### SHORT EXERCISE
Copy each line below that contains "Observed".

### INPUT DATA
[BEGIN]

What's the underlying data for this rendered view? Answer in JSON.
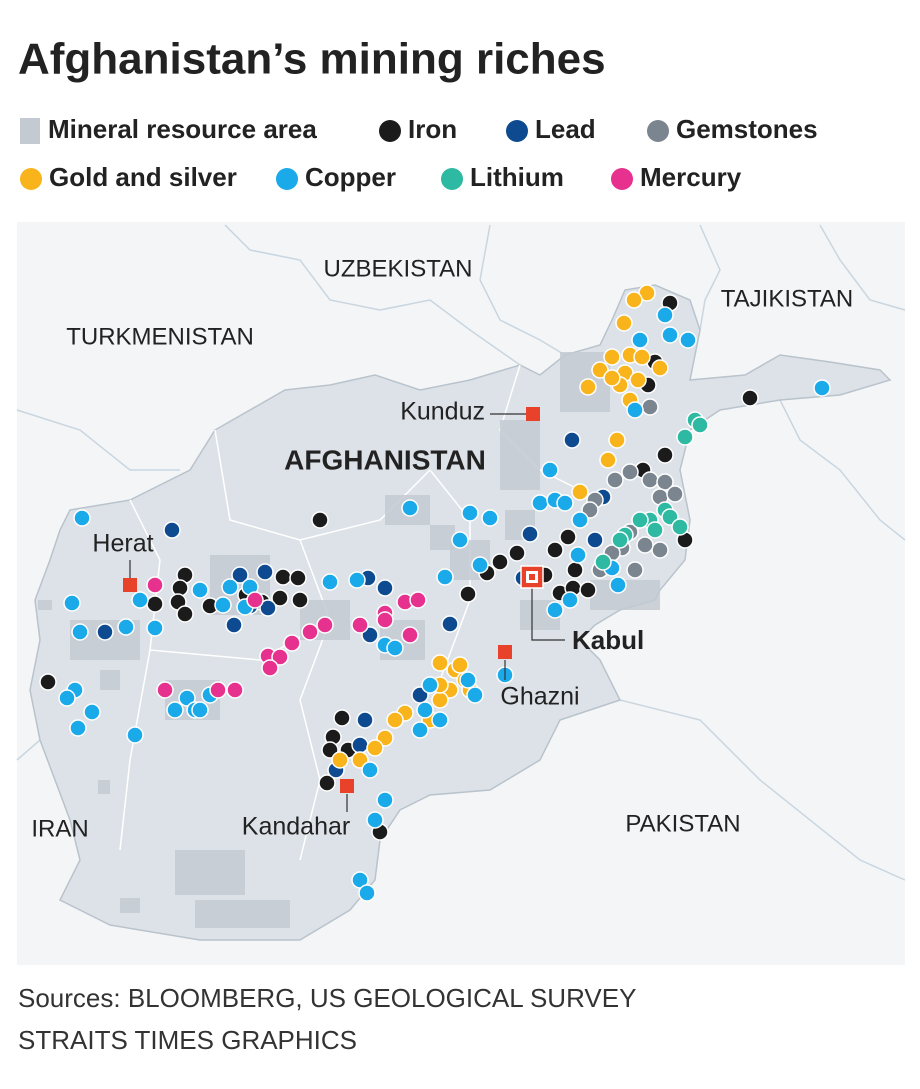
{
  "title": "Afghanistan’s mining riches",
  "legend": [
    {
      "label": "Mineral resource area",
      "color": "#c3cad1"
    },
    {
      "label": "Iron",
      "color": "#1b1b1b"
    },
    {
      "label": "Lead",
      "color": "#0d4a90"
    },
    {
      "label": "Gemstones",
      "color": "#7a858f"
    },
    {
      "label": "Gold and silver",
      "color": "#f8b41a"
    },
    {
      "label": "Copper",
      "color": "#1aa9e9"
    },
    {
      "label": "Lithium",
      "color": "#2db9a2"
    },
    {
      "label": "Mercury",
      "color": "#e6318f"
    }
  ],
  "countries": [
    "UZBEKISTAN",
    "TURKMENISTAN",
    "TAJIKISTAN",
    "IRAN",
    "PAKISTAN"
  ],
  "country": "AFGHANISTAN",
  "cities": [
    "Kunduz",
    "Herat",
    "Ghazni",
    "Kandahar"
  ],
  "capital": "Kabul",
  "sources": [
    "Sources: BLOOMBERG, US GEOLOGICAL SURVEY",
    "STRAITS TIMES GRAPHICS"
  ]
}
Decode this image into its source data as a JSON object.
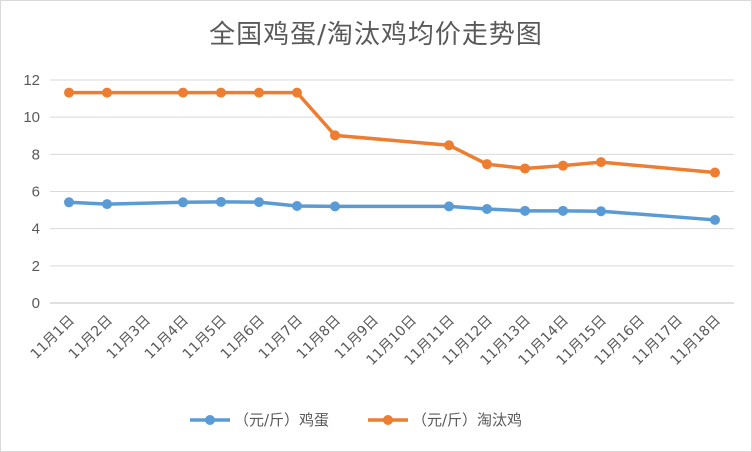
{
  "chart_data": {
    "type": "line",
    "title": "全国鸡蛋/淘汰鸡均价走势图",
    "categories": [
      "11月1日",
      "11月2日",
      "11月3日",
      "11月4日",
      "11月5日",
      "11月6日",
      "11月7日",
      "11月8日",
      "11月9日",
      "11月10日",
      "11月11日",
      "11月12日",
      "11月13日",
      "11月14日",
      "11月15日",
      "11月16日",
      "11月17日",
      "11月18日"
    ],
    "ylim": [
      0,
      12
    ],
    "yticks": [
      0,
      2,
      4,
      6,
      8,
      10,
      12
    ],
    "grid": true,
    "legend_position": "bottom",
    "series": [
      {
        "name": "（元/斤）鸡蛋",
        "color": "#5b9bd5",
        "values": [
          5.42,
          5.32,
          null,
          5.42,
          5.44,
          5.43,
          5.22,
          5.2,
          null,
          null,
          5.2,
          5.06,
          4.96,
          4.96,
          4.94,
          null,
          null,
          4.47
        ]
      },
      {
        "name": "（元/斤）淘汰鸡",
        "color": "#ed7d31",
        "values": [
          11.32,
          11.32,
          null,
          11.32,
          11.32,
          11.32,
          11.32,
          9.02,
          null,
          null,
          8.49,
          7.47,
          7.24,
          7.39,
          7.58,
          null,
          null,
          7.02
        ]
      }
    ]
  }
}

[END]
[BEGIN]

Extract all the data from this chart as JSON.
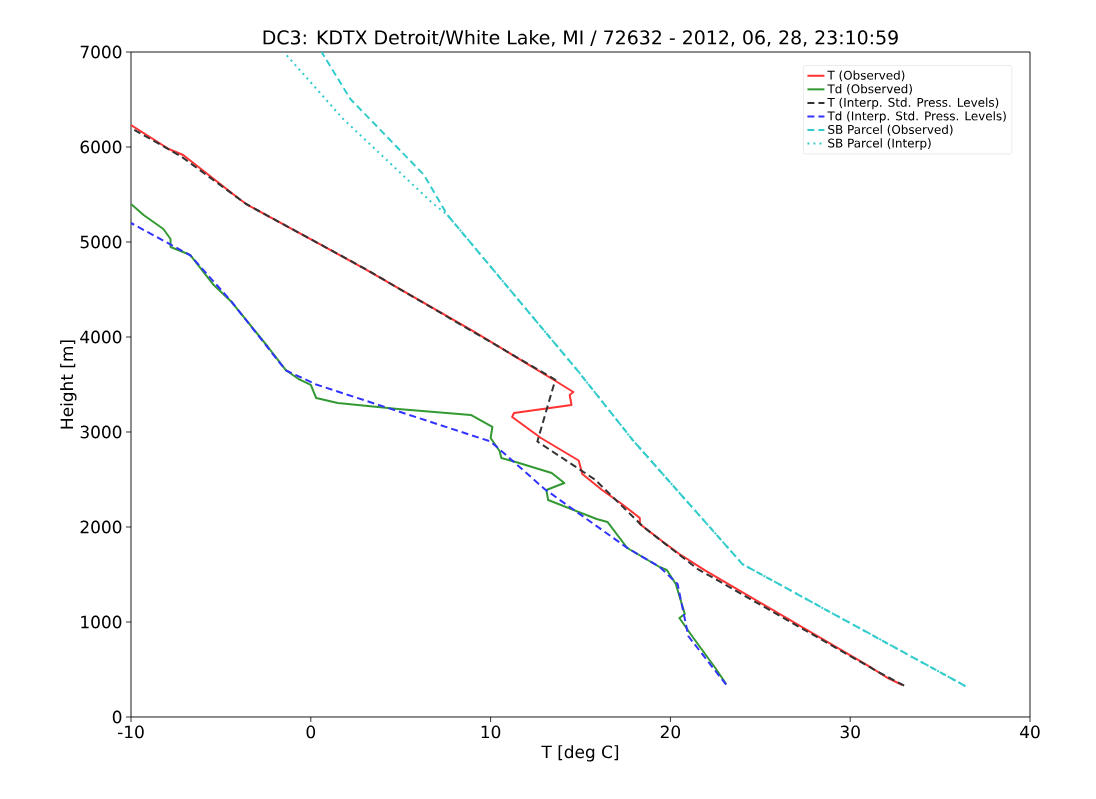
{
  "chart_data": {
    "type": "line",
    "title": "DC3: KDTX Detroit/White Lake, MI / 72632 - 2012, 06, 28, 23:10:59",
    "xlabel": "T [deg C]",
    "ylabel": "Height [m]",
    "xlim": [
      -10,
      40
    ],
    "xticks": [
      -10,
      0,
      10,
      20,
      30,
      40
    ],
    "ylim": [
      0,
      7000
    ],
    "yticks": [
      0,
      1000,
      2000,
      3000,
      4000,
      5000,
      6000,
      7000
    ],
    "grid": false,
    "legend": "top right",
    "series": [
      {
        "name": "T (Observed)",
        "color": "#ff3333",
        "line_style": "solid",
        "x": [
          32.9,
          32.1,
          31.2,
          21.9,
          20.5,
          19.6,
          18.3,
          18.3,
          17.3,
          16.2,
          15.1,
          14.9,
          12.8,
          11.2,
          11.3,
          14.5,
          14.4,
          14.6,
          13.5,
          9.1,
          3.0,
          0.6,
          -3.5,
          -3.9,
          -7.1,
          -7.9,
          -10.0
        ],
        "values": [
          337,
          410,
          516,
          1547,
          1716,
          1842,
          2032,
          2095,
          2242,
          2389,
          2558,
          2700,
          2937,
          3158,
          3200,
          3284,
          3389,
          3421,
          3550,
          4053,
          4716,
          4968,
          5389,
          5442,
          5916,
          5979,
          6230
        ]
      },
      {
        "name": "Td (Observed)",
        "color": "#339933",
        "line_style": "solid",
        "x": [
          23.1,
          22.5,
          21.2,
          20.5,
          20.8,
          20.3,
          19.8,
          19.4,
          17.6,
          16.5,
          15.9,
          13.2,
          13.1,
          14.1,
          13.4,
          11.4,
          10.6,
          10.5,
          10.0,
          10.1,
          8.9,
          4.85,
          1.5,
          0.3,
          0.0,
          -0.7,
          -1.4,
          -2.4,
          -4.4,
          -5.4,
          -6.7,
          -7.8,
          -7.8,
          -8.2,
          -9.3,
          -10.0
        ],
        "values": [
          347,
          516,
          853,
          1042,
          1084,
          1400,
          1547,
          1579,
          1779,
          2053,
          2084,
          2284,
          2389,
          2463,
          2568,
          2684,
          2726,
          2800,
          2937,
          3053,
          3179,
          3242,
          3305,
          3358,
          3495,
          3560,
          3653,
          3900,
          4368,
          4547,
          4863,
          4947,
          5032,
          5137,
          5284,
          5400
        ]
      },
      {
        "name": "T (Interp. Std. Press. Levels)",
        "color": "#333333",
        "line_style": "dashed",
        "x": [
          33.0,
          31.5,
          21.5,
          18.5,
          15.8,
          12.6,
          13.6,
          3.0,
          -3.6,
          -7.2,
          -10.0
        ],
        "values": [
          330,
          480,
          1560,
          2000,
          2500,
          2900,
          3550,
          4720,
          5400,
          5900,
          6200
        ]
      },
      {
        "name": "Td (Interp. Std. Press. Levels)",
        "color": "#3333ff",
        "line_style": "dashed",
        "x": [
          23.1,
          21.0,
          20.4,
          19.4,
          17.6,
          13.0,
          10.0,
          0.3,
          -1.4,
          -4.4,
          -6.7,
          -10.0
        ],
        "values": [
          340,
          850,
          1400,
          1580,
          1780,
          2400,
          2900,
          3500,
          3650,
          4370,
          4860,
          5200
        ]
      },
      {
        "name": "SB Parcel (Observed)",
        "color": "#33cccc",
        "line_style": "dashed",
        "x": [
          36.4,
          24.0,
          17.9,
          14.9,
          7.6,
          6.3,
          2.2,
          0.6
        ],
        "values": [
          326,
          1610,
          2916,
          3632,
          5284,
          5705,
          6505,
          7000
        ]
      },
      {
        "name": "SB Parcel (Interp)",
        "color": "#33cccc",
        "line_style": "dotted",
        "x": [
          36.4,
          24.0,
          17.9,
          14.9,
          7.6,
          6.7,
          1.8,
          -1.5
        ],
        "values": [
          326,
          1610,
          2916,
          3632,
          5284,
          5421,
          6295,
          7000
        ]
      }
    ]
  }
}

[END]
[BEGIN]

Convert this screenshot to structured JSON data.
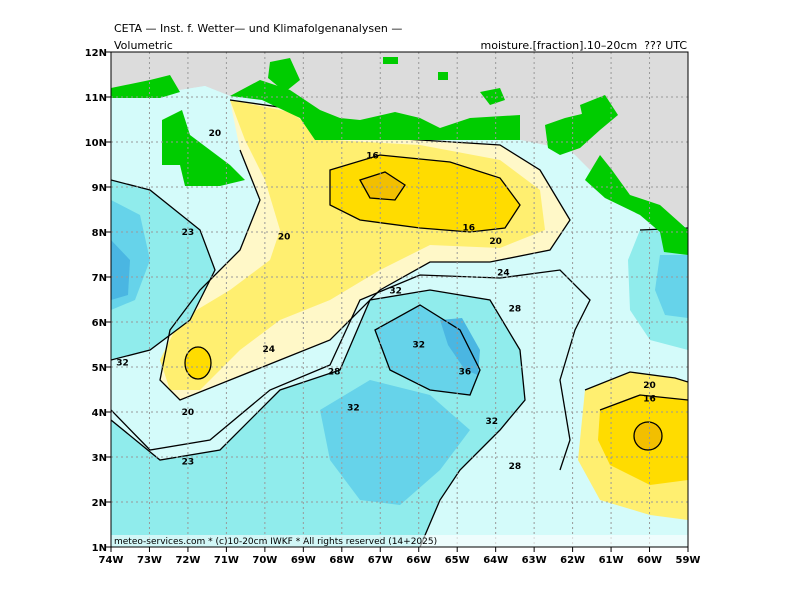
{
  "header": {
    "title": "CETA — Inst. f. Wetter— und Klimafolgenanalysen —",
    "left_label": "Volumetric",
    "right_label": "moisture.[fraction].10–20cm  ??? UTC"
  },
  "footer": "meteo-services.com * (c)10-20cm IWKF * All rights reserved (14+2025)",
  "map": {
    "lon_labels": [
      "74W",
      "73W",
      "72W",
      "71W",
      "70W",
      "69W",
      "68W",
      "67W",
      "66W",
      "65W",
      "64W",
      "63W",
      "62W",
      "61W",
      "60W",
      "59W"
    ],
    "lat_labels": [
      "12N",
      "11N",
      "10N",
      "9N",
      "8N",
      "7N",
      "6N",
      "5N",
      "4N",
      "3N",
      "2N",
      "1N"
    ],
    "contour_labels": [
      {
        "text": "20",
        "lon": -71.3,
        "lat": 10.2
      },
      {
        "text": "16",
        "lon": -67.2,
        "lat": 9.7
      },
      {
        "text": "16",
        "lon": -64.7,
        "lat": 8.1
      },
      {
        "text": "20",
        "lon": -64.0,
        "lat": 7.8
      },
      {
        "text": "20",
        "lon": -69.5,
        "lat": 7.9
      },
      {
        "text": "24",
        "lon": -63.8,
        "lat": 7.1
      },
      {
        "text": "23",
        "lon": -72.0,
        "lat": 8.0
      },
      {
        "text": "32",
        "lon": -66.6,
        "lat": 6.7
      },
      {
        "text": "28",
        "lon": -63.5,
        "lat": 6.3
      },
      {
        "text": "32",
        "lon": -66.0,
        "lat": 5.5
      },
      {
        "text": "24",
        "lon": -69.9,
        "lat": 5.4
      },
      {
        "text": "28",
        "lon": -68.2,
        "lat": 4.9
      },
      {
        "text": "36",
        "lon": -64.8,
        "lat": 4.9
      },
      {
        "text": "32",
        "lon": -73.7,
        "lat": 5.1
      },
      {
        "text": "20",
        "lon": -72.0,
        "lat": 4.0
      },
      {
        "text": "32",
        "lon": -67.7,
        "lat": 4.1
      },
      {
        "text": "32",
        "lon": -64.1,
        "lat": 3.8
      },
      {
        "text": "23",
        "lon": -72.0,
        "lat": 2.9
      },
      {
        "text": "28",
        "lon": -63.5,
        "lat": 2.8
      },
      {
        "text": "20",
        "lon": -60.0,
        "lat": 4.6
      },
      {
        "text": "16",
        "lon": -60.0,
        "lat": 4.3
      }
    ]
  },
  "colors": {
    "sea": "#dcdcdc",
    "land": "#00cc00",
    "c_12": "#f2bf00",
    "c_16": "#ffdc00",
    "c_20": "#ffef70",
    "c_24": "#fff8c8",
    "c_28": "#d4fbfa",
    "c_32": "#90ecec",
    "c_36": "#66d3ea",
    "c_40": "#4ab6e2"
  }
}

[END]

### TASK SOLUTION
        "name": "T (Observed)",
        "name": "Td (Observed)",
        "name": "SB Parcel (Observed)",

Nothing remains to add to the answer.